> GIVEN REQUEST:
Reproduce every line of the data below verbatim, omitting the pictures from your answer.

Source records:
--- START ---
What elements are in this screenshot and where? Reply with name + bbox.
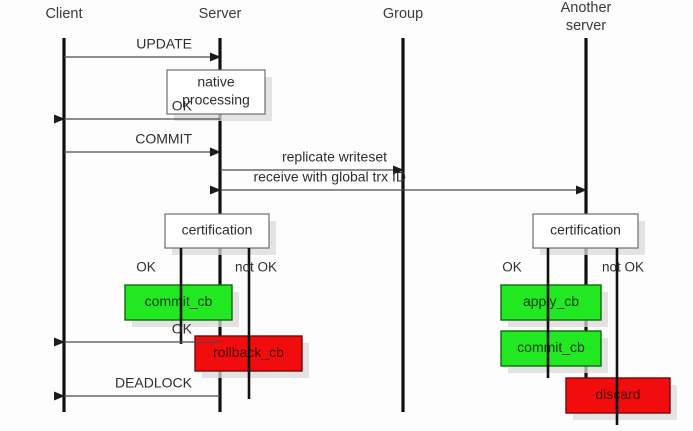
- message-label-update: UPDATE: [136, 36, 192, 52]
- box-another-apply-cb[interactable]: apply_cb: [500, 284, 608, 327]
- message-ok-1[interactable]: OK: [54, 98, 220, 124]
- box-server-commit-cb[interactable]: commit_cb: [124, 284, 239, 327]
- message-label-ok-2: OK: [172, 321, 193, 337]
- branch-labels-group: OK not OK OK not OK: [136, 260, 644, 275]
- box-label-another-apply-cb: apply_cb: [523, 293, 579, 309]
- branch-label-another-ok: OK: [502, 260, 522, 275]
- message-label-ok-1: OK: [172, 98, 193, 114]
- lifeline-label-another_server: server: [566, 18, 606, 34]
- messages-group: UPDATE OK COMMIT replicate writeset receive …: [54, 36, 587, 401]
- message-update[interactable]: UPDATE: [64, 36, 221, 62]
- lifeline-group[interactable]: Group: [383, 6, 423, 412]
- box-label-server-certification: certification: [182, 222, 253, 238]
- message-deadlock[interactable]: DEADLOCK: [54, 375, 220, 401]
- branch-lines-group: [179, 248, 619, 425]
- branch-label-server-not-ok: not OK: [235, 260, 277, 275]
- box-rect: [164, 213, 270, 249]
- message-replicate-writeset[interactable]: replicate writeset: [220, 149, 404, 175]
- message-commit[interactable]: COMMIT: [64, 131, 221, 157]
- branch-label-server-ok: OK: [136, 260, 156, 275]
- box-native-processing[interactable]: native processing: [166, 69, 272, 121]
- box-another-commit-cb[interactable]: commit_cb: [500, 330, 608, 373]
- box-rect: [500, 330, 602, 367]
- lifeline-label-another_server: Another: [561, 0, 612, 16]
- process-boxes-group: nativeprocessingcertificationcommit_cbro…: [124, 69, 677, 420]
- box-rect: [166, 69, 266, 115]
- lifeline-label-group: Group: [383, 6, 423, 22]
- lifeline-label-client: Client: [45, 6, 82, 22]
- message-label-receive-global-trx: receive with global trx ID: [253, 169, 406, 185]
- box-another-discard[interactable]: discard: [565, 377, 677, 420]
- message-ok-2[interactable]: OK: [54, 321, 220, 347]
- message-label-commit: COMMIT: [135, 131, 192, 147]
- box-rect: [500, 284, 602, 321]
- box-label-native-processing: native: [197, 74, 235, 90]
- message-receive-global-trx[interactable]: receive with global trx ID: [210, 169, 587, 195]
- lifeline-client[interactable]: Client: [45, 6, 83, 412]
- message-label-deadlock: DEADLOCK: [115, 375, 193, 391]
- box-label-another-commit-cb: commit_cb: [517, 339, 585, 355]
- lifeline-label-server: Server: [199, 6, 242, 22]
- message-label-replicate-writeset: replicate writeset: [282, 149, 387, 165]
- box-rect: [124, 284, 233, 321]
- box-label-server-commit-cb: commit_cb: [145, 293, 213, 309]
- box-rect: [532, 213, 639, 249]
- box-label-native-processing: processing: [182, 92, 250, 108]
- box-label-another-certification: certification: [550, 222, 621, 238]
- box-another-certification[interactable]: certification: [532, 213, 645, 255]
- box-server-certification[interactable]: certification: [164, 213, 276, 255]
- branch-label-another-not-ok: not OK: [602, 260, 644, 275]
--- END ---
> TASK OUTPUT:
What elements are in this screenshot and where? Reply with name + bbox.
- message-label-update: UPDATE: [136, 36, 192, 52]
- box-another-apply-cb[interactable]: apply_cb: [500, 284, 608, 327]
- message-ok-1[interactable]: OK: [54, 98, 220, 124]
- box-server-commit-cb[interactable]: commit_cb: [124, 284, 239, 327]
- message-label-ok-2: OK: [172, 321, 193, 337]
- branch-labels-group: OK not OK OK not OK: [136, 260, 644, 275]
- box-label-another-apply-cb: apply_cb: [523, 293, 579, 309]
- branch-label-another-ok: OK: [502, 260, 522, 275]
- message-label-ok-1: OK: [172, 98, 193, 114]
- lifeline-label-another_server: server: [566, 18, 606, 34]
- messages-group: UPDATE OK COMMIT replicate writeset receive …: [54, 36, 587, 401]
- message-update[interactable]: UPDATE: [64, 36, 221, 62]
- lifeline-group[interactable]: Group: [383, 6, 423, 412]
- box-label-server-certification: certification: [182, 222, 253, 238]
- message-deadlock[interactable]: DEADLOCK: [54, 375, 220, 401]
- branch-lines-group: [179, 248, 619, 425]
- branch-label-server-not-ok: not OK: [235, 260, 277, 275]
- box-rect: [164, 213, 270, 249]
- message-replicate-writeset[interactable]: replicate writeset: [220, 149, 404, 175]
- message-commit[interactable]: COMMIT: [64, 131, 221, 157]
- branch-label-server-ok: OK: [136, 260, 156, 275]
- box-native-processing[interactable]: native processing: [166, 69, 272, 121]
- box-another-commit-cb[interactable]: commit_cb: [500, 330, 608, 373]
- box-rect: [500, 330, 602, 367]
- lifeline-label-another_server: Another: [561, 0, 612, 16]
- process-boxes-group: nativeprocessingcertificationcommit_cbro…: [124, 69, 677, 420]
- box-rect: [166, 69, 266, 115]
- lifeline-label-group: Group: [383, 6, 423, 22]
- lifeline-label-client: Client: [45, 6, 82, 22]
- message-label-receive-global-trx: receive with global trx ID: [253, 169, 406, 185]
- box-another-discard[interactable]: discard: [565, 377, 677, 420]
- message-ok-2[interactable]: OK: [54, 321, 220, 347]
- message-label-commit: COMMIT: [135, 131, 192, 147]
- box-rect: [500, 284, 602, 321]
- box-label-native-processing: native: [197, 74, 235, 90]
- message-receive-global-trx[interactable]: receive with global trx ID: [210, 169, 587, 195]
- lifeline-client[interactable]: Client: [45, 6, 83, 412]
- message-label-deadlock: DEADLOCK: [115, 375, 193, 391]
- box-label-another-commit-cb: commit_cb: [517, 339, 585, 355]
- lifeline-label-server: Server: [199, 6, 242, 22]
- message-label-replicate-writeset: replicate writeset: [282, 149, 387, 165]
- box-rect: [124, 284, 233, 321]
- box-label-server-commit-cb: commit_cb: [145, 293, 213, 309]
- box-rect: [532, 213, 639, 249]
- box-label-native-processing: processing: [182, 92, 250, 108]
- box-label-another-certification: certification: [550, 222, 621, 238]
- box-another-certification[interactable]: certification: [532, 213, 645, 255]
- box-server-certification[interactable]: certification: [164, 213, 276, 255]
- branch-label-another-not-ok: not OK: [602, 260, 644, 275]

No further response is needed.